Entries with figure data:
--- START ---
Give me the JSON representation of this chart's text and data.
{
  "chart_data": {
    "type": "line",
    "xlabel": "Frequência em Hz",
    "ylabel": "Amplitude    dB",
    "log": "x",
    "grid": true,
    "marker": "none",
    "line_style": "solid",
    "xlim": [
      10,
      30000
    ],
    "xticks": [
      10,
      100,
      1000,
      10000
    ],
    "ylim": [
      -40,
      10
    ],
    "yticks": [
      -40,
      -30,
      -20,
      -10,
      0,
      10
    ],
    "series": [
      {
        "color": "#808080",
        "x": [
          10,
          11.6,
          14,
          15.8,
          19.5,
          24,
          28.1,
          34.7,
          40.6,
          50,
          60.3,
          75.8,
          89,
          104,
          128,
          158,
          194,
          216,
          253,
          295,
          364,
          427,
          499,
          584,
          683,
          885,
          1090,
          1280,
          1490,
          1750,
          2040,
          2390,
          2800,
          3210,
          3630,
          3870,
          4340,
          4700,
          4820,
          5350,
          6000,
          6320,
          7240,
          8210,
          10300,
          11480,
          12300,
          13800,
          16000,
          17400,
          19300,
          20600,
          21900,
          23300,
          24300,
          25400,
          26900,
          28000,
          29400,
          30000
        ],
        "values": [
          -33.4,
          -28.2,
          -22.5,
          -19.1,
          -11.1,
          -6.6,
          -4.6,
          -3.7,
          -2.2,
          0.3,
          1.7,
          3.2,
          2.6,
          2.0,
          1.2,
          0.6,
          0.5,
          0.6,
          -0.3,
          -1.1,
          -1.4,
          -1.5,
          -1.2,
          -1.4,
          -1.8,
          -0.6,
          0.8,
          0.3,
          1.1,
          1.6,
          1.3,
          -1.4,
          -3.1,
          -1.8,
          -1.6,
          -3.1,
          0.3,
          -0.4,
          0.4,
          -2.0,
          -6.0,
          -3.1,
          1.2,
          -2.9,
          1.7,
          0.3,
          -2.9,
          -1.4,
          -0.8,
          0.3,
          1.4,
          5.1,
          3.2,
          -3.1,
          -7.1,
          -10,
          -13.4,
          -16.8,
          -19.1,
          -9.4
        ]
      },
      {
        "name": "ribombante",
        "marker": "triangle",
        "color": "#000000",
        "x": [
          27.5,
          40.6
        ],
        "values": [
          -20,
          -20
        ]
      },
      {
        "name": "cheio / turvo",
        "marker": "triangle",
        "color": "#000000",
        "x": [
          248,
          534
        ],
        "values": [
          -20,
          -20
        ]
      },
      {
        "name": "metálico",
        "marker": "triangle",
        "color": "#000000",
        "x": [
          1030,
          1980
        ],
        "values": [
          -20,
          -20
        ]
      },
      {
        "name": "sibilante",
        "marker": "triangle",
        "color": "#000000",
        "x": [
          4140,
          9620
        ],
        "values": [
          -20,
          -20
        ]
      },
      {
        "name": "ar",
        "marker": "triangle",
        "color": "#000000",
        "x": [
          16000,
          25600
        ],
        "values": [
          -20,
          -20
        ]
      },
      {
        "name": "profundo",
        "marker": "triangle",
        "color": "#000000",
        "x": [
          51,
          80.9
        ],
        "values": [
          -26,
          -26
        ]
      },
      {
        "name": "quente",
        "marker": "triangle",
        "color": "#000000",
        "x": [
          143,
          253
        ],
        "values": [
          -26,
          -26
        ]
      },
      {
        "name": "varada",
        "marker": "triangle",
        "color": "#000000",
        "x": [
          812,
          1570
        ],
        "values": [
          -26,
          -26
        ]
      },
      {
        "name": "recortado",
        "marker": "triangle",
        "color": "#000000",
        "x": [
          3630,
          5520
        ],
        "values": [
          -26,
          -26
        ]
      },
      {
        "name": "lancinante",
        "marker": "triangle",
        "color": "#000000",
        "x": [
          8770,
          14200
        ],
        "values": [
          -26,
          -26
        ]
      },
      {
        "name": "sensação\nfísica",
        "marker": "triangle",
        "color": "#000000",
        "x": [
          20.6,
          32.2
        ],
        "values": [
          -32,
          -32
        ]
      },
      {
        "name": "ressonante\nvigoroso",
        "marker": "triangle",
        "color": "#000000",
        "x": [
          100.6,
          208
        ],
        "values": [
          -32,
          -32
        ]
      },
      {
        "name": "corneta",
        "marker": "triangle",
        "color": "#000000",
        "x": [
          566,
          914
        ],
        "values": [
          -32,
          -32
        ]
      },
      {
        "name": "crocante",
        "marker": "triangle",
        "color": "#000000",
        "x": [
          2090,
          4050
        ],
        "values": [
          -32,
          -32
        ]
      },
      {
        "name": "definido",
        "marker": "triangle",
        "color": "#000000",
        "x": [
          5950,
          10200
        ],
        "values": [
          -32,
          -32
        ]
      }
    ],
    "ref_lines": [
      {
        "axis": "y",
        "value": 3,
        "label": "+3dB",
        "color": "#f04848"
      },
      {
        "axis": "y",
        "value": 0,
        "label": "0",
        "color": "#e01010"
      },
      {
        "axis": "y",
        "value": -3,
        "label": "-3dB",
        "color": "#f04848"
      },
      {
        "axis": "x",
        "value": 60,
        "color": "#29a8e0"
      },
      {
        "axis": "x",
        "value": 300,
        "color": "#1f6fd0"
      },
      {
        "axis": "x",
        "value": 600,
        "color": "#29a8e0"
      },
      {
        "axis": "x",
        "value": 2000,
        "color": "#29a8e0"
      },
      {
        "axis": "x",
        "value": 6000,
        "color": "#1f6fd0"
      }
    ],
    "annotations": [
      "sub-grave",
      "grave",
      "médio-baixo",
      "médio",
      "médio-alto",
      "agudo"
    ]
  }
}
--- END ---
**Problem requirements:**
Write out all of the records above exactly as they appear.

**Complete answer:**
Give me the JSON representation of this chart's text and data.
{
  "chart_data": {
    "type": "line",
    "xlabel": "Frequência em Hz",
    "ylabel": "Amplitude    dB",
    "log": "x",
    "grid": true,
    "marker": "none",
    "line_style": "solid",
    "xlim": [
      10,
      30000
    ],
    "xticks": [
      10,
      100,
      1000,
      10000
    ],
    "ylim": [
      -40,
      10
    ],
    "yticks": [
      -40,
      -30,
      -20,
      -10,
      0,
      10
    ],
    "series": [
      {
        "color": "#808080",
        "x": [
          10,
          11.6,
          14,
          15.8,
          19.5,
          24,
          28.1,
          34.7,
          40.6,
          50,
          60.3,
          75.8,
          89,
          104,
          128,
          158,
          194,
          216,
          253,
          295,
          364,
          427,
          499,
          584,
          683,
          885,
          1090,
          1280,
          1490,
          1750,
          2040,
          2390,
          2800,
          3210,
          3630,
          3870,
          4340,
          4700,
          4820,
          5350,
          6000,
          6320,
          7240,
          8210,
          10300,
          11480,
          12300,
          13800,
          16000,
          17400,
          19300,
          20600,
          21900,
          23300,
          24300,
          25400,
          26900,
          28000,
          29400,
          30000
        ],
        "values": [
          -33.4,
          -28.2,
          -22.5,
          -19.1,
          -11.1,
          -6.6,
          -4.6,
          -3.7,
          -2.2,
          0.3,
          1.7,
          3.2,
          2.6,
          2.0,
          1.2,
          0.6,
          0.5,
          0.6,
          -0.3,
          -1.1,
          -1.4,
          -1.5,
          -1.2,
          -1.4,
          -1.8,
          -0.6,
          0.8,
          0.3,
          1.1,
          1.6,
          1.3,
          -1.4,
          -3.1,
          -1.8,
          -1.6,
          -3.1,
          0.3,
          -0.4,
          0.4,
          -2.0,
          -6.0,
          -3.1,
          1.2,
          -2.9,
          1.7,
          0.3,
          -2.9,
          -1.4,
          -0.8,
          0.3,
          1.4,
          5.1,
          3.2,
          -3.1,
          -7.1,
          -10,
          -13.4,
          -16.8,
          -19.1,
          -9.4
        ]
      },
      {
        "name": "ribombante",
        "marker": "triangle",
        "color": "#000000",
        "x": [
          27.5,
          40.6
        ],
        "values": [
          -20,
          -20
        ]
      },
      {
        "name": "cheio / turvo",
        "marker": "triangle",
        "color": "#000000",
        "x": [
          248,
          534
        ],
        "values": [
          -20,
          -20
        ]
      },
      {
        "name": "metálico",
        "marker": "triangle",
        "color": "#000000",
        "x": [
          1030,
          1980
        ],
        "values": [
          -20,
          -20
        ]
      },
      {
        "name": "sibilante",
        "marker": "triangle",
        "color": "#000000",
        "x": [
          4140,
          9620
        ],
        "values": [
          -20,
          -20
        ]
      },
      {
        "name": "ar",
        "marker": "triangle",
        "color": "#000000",
        "x": [
          16000,
          25600
        ],
        "values": [
          -20,
          -20
        ]
      },
      {
        "name": "profundo",
        "marker": "triangle",
        "color": "#000000",
        "x": [
          51,
          80.9
        ],
        "values": [
          -26,
          -26
        ]
      },
      {
        "name": "quente",
        "marker": "triangle",
        "color": "#000000",
        "x": [
          143,
          253
        ],
        "values": [
          -26,
          -26
        ]
      },
      {
        "name": "varada",
        "marker": "triangle",
        "color": "#000000",
        "x": [
          812,
          1570
        ],
        "values": [
          -26,
          -26
        ]
      },
      {
        "name": "recortado",
        "marker": "triangle",
        "color": "#000000",
        "x": [
          3630,
          5520
        ],
        "values": [
          -26,
          -26
        ]
      },
      {
        "name": "lancinante",
        "marker": "triangle",
        "color": "#000000",
        "x": [
          8770,
          14200
        ],
        "values": [
          -26,
          -26
        ]
      },
      {
        "name": "sensação\nfísica",
        "marker": "triangle",
        "color": "#000000",
        "x": [
          20.6,
          32.2
        ],
        "values": [
          -32,
          -32
        ]
      },
      {
        "name": "ressonante\nvigoroso",
        "marker": "triangle",
        "color": "#000000",
        "x": [
          100.6,
          208
        ],
        "values": [
          -32,
          -32
        ]
      },
      {
        "name": "corneta",
        "marker": "triangle",
        "color": "#000000",
        "x": [
          566,
          914
        ],
        "values": [
          -32,
          -32
        ]
      },
      {
        "name": "crocante",
        "marker": "triangle",
        "color": "#000000",
        "x": [
          2090,
          4050
        ],
        "values": [
          -32,
          -32
        ]
      },
      {
        "name": "definido",
        "marker": "triangle",
        "color": "#000000",
        "x": [
          5950,
          10200
        ],
        "values": [
          -32,
          -32
        ]
      }
    ],
    "ref_lines": [
      {
        "axis": "y",
        "value": 3,
        "label": "+3dB",
        "color": "#f04848"
      },
      {
        "axis": "y",
        "value": 0,
        "label": "0",
        "color": "#e01010"
      },
      {
        "axis": "y",
        "value": -3,
        "label": "-3dB",
        "color": "#f04848"
      },
      {
        "axis": "x",
        "value": 60,
        "color": "#29a8e0"
      },
      {
        "axis": "x",
        "value": 300,
        "color": "#1f6fd0"
      },
      {
        "axis": "x",
        "value": 600,
        "color": "#29a8e0"
      },
      {
        "axis": "x",
        "value": 2000,
        "color": "#29a8e0"
      },
      {
        "axis": "x",
        "value": 6000,
        "color": "#1f6fd0"
      }
    ],
    "annotations": [
      "sub-grave",
      "grave",
      "médio-baixo",
      "médio",
      "médio-alto",
      "agudo"
    ]
  }
}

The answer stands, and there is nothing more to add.